● Exercise task:
Find the string "JSON" in the entries and copy each line that has it.

⟨

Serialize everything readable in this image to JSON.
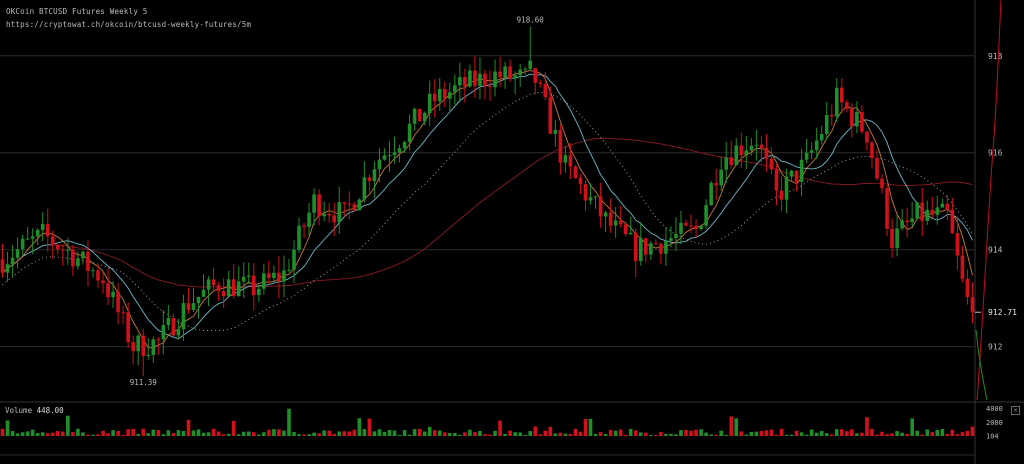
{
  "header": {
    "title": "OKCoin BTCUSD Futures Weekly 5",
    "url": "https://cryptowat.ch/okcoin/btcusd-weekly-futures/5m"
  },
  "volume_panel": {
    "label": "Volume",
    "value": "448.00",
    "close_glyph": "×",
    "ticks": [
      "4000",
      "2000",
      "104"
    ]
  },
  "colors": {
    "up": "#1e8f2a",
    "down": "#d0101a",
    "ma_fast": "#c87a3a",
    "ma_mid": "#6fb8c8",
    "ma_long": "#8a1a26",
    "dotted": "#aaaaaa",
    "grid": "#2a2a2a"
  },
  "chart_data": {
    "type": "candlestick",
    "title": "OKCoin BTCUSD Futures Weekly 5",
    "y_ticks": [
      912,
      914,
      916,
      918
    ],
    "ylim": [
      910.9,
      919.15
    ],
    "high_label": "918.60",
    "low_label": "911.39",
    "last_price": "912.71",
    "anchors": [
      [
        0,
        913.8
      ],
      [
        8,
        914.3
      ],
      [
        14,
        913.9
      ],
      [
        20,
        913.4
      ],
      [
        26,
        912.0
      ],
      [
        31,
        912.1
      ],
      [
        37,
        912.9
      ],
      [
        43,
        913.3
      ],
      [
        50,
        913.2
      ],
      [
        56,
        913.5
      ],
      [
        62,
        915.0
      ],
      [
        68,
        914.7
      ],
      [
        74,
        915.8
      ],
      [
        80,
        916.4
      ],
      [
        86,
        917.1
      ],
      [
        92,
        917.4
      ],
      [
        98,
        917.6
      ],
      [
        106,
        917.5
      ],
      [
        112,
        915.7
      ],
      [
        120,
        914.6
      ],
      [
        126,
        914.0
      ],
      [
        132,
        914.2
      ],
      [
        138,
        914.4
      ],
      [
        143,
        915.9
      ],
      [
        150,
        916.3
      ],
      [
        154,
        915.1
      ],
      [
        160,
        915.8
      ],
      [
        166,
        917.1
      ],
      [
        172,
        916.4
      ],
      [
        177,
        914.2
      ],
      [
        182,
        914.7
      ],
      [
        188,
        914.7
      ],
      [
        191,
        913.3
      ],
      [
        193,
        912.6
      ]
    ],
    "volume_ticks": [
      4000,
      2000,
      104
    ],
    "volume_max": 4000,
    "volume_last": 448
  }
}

⟩
⟨

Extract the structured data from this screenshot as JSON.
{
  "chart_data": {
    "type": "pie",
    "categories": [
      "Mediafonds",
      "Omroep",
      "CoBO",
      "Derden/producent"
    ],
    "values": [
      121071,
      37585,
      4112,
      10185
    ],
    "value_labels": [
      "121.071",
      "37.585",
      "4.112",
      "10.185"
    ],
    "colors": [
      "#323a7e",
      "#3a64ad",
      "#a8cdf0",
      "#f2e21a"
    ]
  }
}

⟩

● Task answer:
Serialize everything readable in this image to JSON.
Extract the structured data from this screenshot as JSON.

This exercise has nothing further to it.